**What you need to do**
Replace "x-tick-label" with "x-axis-label" in the listing lines between the line holding "Identify 24 of" and the line holding "x-tick-label: 0 bbox=[484, 430, 490, 436]", inclusive, leaving everything else unchanged, and give back only those lines without the pictures.

BEGIN Data

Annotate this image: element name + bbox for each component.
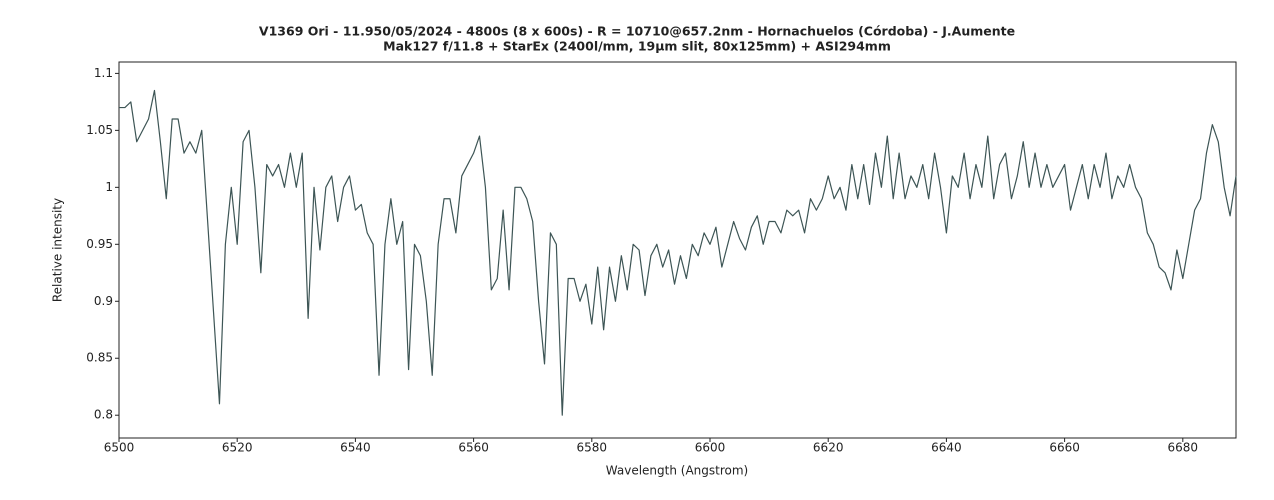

END Data
BEGIN Data

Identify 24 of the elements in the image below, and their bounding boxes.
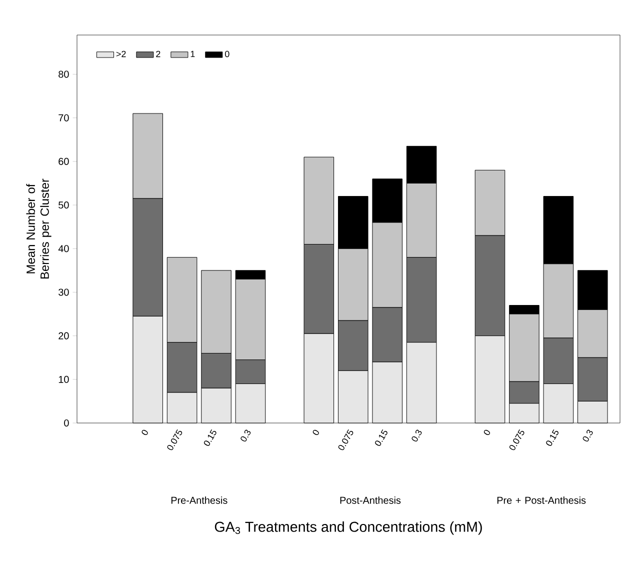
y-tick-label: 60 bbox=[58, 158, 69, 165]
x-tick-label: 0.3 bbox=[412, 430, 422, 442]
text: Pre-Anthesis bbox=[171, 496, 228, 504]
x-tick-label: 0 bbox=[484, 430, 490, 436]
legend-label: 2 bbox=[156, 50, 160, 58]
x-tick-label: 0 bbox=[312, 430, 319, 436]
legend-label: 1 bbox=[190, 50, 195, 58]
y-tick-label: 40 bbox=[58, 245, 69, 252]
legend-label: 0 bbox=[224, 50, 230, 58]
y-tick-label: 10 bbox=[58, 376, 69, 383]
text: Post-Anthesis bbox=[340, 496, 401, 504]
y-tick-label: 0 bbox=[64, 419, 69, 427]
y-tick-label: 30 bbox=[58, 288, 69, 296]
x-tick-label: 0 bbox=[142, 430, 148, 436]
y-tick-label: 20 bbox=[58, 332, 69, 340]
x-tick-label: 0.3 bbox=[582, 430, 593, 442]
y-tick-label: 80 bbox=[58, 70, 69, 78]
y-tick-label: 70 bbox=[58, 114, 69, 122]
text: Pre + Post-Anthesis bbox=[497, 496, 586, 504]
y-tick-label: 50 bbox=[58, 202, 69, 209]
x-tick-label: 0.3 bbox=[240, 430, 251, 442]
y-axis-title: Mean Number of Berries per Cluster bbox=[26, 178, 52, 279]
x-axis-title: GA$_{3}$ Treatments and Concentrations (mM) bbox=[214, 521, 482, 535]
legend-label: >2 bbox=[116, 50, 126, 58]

END Data
BEGIN Data

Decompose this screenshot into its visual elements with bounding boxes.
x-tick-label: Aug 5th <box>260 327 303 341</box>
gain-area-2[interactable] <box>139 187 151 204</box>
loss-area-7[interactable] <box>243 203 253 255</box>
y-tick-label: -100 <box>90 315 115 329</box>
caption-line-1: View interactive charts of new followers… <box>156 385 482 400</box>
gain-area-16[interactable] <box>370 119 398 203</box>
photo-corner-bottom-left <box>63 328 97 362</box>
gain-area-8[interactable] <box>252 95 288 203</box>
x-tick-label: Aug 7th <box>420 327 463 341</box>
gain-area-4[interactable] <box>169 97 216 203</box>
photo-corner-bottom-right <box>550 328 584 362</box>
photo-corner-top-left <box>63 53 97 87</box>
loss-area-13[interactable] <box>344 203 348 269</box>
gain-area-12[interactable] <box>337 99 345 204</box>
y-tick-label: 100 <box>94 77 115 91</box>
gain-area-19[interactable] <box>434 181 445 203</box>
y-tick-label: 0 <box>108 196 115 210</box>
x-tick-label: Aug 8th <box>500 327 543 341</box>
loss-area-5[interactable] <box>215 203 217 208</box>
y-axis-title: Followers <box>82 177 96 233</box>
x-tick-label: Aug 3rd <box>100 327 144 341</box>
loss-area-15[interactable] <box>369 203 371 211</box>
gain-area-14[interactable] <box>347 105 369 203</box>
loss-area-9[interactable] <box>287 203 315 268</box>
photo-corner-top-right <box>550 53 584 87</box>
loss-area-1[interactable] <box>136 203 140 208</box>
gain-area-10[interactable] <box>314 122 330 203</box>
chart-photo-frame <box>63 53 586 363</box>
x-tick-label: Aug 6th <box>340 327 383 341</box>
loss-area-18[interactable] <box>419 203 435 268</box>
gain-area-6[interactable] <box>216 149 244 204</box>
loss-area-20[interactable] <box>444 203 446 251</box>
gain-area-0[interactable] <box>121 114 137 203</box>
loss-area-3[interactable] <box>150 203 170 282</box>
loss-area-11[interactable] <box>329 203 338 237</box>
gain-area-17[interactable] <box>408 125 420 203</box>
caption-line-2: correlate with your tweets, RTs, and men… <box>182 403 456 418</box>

END Data

**Full solution**
Identify 24 of the elements in the image below, and their bounding boxes.
y-tick-label: 60 bbox=[58, 158, 69, 165]
x-axis-label: 0.3 bbox=[412, 430, 422, 442]
text: Pre-Anthesis bbox=[171, 496, 228, 504]
x-axis-label: 0 bbox=[484, 430, 490, 436]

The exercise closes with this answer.